Given problem — Among the lines of these entries, how many hold the word "definidos"? State only the number.

Saved data entries
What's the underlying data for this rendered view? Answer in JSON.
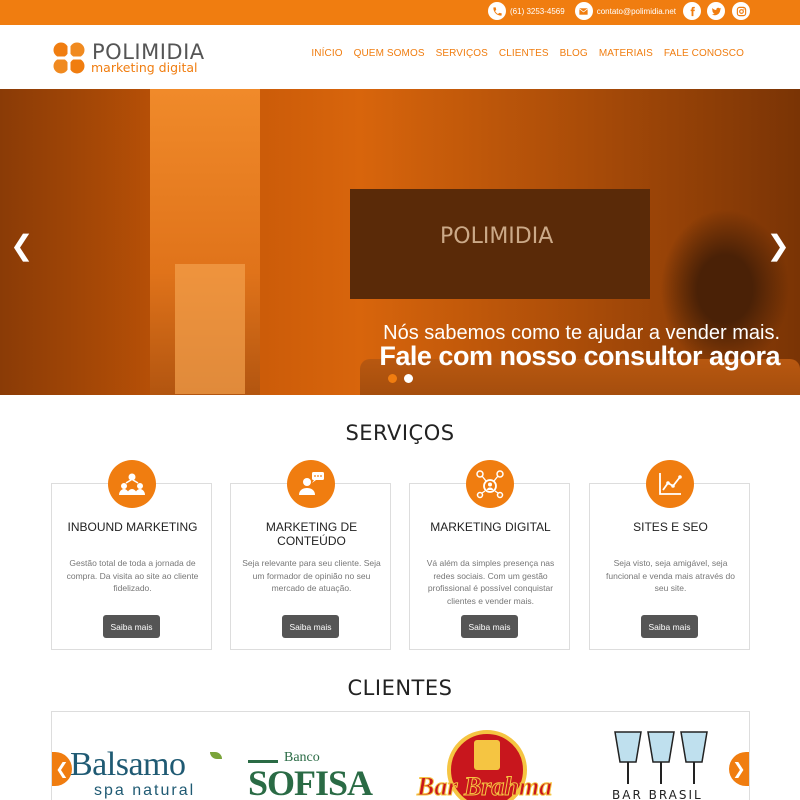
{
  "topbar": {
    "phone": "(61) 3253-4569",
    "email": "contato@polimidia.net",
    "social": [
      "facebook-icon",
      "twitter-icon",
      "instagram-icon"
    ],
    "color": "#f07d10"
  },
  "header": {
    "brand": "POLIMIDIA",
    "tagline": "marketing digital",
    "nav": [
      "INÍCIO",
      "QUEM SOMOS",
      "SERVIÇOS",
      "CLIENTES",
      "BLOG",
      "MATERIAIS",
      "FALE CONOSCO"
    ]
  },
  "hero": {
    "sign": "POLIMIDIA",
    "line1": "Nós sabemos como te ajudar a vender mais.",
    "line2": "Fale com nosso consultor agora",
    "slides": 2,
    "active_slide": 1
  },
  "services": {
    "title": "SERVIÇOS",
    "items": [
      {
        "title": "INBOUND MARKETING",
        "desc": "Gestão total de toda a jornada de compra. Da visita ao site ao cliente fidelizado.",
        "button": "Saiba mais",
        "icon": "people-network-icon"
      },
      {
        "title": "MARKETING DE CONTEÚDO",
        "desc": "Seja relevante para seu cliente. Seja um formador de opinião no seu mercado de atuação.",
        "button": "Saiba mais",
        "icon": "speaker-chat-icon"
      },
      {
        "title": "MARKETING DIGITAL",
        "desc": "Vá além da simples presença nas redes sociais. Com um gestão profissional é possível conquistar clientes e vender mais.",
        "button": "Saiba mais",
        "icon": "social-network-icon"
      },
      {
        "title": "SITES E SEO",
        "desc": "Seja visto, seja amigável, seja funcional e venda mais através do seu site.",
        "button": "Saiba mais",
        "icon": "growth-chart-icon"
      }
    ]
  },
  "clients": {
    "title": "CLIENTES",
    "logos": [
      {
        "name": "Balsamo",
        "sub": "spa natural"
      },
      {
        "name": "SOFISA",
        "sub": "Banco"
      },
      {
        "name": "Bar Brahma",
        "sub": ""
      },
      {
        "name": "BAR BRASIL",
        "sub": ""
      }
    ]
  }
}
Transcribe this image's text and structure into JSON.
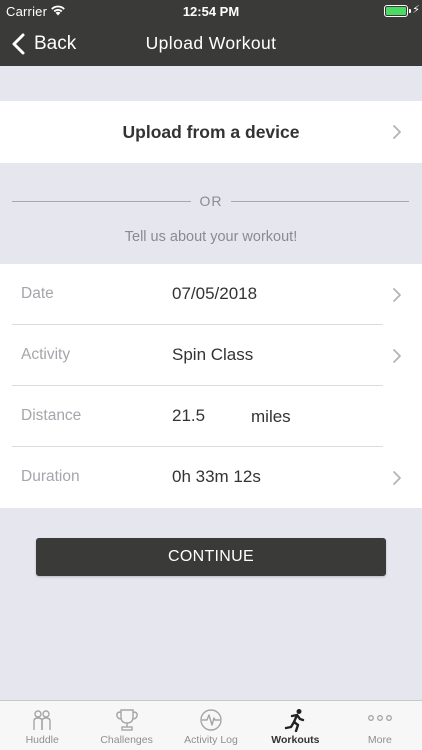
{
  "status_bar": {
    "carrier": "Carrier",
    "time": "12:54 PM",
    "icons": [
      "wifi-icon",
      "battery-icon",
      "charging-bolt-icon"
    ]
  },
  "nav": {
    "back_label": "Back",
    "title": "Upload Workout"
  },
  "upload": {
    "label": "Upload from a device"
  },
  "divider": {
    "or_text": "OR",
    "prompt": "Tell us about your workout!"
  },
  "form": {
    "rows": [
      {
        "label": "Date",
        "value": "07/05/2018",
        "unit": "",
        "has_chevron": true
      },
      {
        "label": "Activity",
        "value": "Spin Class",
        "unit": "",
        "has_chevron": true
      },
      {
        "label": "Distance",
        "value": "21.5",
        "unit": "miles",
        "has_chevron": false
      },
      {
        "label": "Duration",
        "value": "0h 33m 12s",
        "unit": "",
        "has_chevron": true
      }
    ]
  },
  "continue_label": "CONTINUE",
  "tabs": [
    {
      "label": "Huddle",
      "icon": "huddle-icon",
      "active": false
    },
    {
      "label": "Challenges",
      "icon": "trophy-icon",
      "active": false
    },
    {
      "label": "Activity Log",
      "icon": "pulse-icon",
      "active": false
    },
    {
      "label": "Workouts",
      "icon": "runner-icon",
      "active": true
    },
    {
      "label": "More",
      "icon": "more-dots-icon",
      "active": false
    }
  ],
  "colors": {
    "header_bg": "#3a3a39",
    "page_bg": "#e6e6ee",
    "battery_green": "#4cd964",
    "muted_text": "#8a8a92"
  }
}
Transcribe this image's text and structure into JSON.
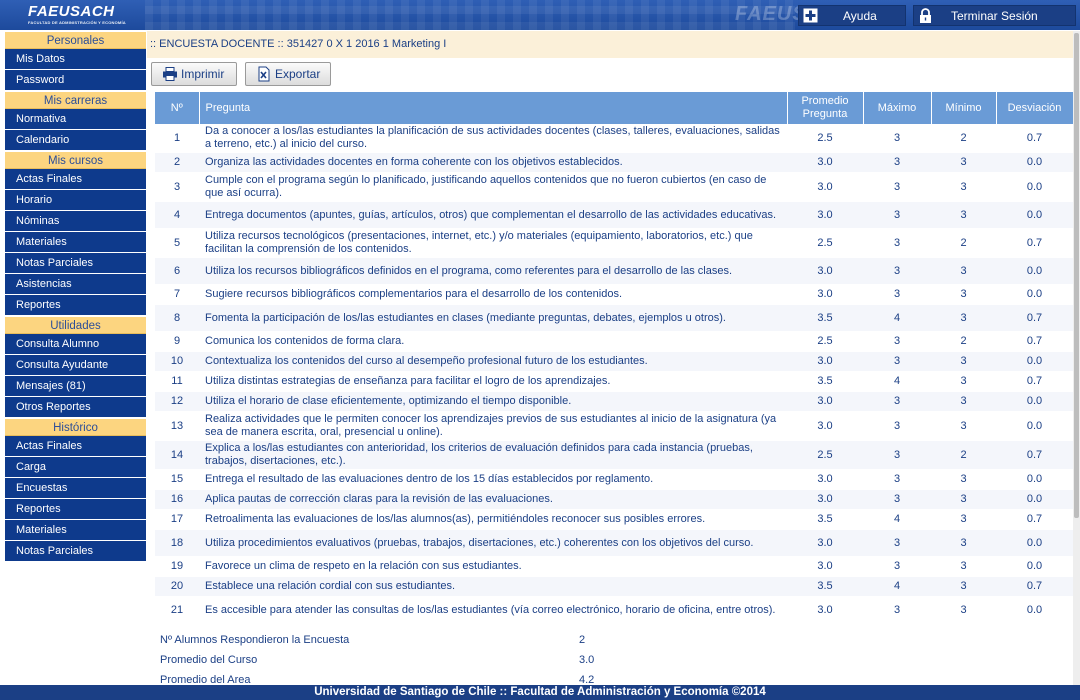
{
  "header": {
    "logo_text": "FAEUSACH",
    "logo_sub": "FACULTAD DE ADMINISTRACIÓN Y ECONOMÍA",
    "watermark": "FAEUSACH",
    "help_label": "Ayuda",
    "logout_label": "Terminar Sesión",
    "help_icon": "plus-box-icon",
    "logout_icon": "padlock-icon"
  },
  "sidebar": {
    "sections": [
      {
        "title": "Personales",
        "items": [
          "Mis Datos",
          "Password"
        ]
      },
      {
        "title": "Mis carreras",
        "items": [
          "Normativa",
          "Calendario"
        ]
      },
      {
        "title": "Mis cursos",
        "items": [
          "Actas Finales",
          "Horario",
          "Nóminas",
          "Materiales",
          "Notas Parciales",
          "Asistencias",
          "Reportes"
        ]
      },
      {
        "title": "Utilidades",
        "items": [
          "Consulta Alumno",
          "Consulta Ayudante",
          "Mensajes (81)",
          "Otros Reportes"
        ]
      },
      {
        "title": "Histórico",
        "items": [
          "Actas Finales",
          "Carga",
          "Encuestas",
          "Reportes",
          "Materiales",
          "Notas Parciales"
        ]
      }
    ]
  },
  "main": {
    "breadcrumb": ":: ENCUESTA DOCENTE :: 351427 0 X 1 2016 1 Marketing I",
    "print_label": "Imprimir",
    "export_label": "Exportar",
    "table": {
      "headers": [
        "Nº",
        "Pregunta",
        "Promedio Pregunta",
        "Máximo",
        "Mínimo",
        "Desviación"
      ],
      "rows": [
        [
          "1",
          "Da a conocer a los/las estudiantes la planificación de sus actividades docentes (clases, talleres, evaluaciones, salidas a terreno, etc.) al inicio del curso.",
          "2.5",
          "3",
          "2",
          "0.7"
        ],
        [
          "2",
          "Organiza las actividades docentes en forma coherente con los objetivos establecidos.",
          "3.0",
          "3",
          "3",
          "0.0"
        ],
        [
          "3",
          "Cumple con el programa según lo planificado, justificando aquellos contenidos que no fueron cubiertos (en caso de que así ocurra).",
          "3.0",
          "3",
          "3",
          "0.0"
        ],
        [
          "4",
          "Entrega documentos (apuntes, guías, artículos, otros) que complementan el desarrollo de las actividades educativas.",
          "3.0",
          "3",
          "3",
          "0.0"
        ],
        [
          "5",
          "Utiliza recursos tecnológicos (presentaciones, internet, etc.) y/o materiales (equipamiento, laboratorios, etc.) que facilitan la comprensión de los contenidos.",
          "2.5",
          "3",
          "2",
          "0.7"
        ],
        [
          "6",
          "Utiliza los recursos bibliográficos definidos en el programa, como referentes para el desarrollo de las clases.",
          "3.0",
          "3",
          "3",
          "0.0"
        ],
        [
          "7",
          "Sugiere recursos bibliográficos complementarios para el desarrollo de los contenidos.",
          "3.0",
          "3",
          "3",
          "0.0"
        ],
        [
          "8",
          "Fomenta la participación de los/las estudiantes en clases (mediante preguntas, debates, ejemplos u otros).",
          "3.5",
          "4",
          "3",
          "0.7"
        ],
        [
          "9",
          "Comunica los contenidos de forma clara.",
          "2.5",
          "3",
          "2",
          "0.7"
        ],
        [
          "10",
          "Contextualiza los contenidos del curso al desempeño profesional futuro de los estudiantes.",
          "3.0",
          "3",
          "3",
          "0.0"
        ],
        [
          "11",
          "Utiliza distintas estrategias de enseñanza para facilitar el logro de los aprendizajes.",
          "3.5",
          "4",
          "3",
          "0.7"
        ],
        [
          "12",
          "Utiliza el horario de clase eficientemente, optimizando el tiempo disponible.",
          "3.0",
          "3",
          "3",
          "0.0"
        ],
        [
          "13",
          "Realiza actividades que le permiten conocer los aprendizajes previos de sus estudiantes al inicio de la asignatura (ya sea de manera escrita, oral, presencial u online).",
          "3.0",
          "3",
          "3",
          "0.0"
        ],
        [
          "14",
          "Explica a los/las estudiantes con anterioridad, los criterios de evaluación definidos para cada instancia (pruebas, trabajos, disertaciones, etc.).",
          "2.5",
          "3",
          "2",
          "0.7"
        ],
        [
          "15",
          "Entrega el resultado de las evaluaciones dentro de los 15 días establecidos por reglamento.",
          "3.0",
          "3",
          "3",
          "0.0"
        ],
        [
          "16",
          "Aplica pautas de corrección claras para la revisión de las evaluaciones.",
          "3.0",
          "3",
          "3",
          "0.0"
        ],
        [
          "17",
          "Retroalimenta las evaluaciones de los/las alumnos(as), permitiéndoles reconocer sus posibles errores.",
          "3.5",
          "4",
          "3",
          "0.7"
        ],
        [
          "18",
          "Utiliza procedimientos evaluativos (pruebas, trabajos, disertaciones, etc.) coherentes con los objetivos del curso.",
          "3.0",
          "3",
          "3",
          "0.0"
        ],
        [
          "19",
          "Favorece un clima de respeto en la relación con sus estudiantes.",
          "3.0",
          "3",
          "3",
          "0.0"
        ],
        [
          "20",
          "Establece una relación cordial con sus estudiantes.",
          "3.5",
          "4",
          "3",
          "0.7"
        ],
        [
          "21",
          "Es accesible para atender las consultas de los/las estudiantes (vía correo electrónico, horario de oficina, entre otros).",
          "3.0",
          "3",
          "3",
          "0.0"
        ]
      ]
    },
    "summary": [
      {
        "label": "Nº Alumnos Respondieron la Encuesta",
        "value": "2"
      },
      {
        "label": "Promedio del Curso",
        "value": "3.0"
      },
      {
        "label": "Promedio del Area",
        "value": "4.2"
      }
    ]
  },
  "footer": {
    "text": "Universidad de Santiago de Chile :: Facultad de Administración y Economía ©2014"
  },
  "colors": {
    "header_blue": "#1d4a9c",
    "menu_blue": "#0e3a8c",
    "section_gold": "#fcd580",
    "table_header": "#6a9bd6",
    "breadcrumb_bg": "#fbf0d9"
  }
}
* * *
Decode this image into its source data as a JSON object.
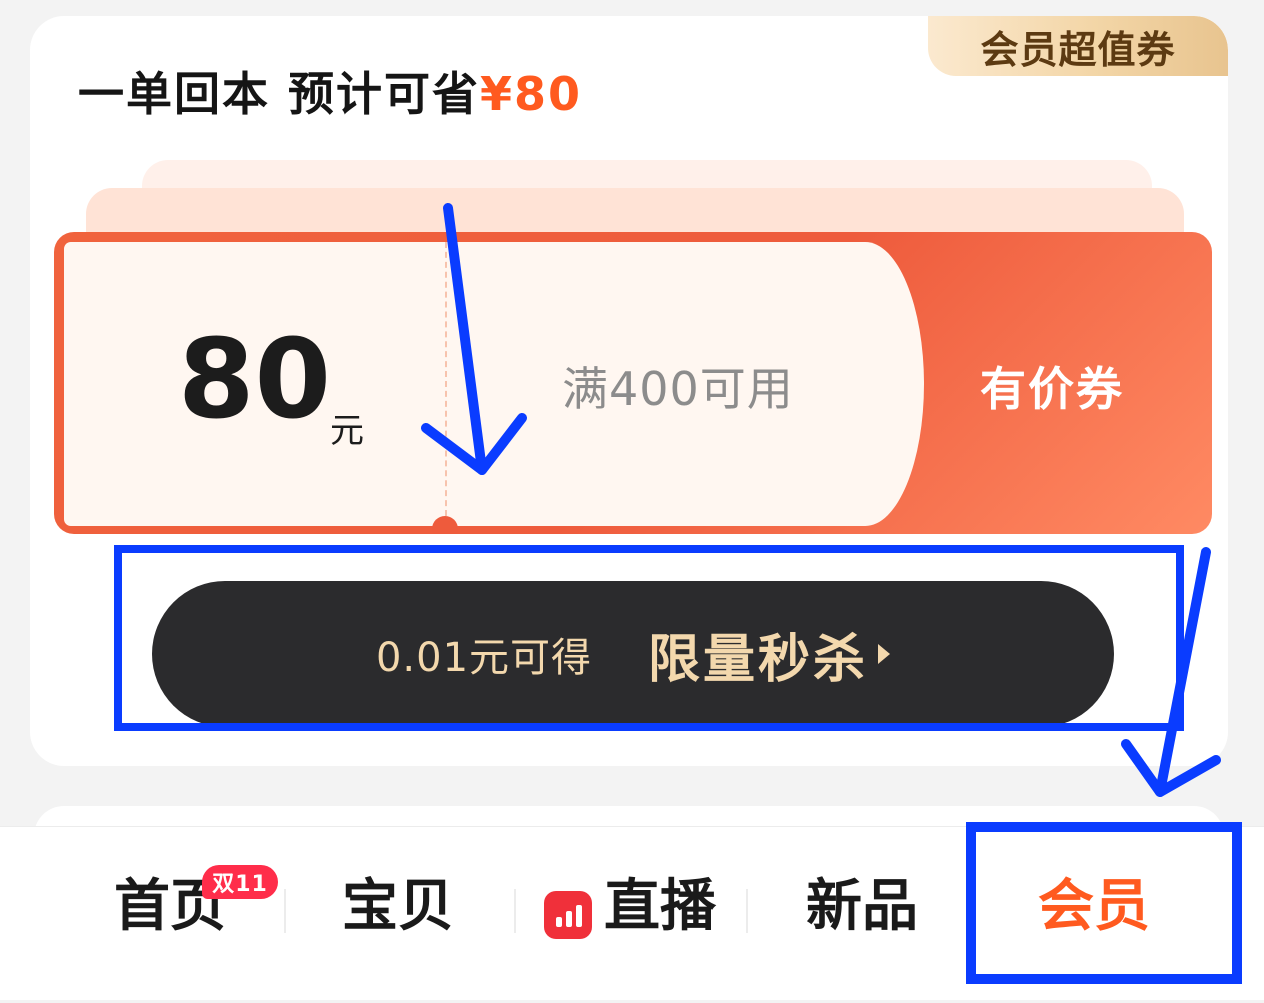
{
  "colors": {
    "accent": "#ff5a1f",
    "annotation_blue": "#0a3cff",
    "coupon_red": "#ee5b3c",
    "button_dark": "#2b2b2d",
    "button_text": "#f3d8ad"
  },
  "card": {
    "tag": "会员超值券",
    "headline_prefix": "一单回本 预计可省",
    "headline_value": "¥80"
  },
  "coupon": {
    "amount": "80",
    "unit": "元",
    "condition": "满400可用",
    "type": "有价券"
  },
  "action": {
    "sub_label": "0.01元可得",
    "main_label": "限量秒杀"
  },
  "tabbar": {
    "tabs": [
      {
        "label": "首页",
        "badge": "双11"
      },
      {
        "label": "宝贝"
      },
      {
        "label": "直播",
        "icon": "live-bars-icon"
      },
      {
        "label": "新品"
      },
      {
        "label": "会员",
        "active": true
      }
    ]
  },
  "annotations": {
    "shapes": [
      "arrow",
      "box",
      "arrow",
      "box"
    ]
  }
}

Task solution — 2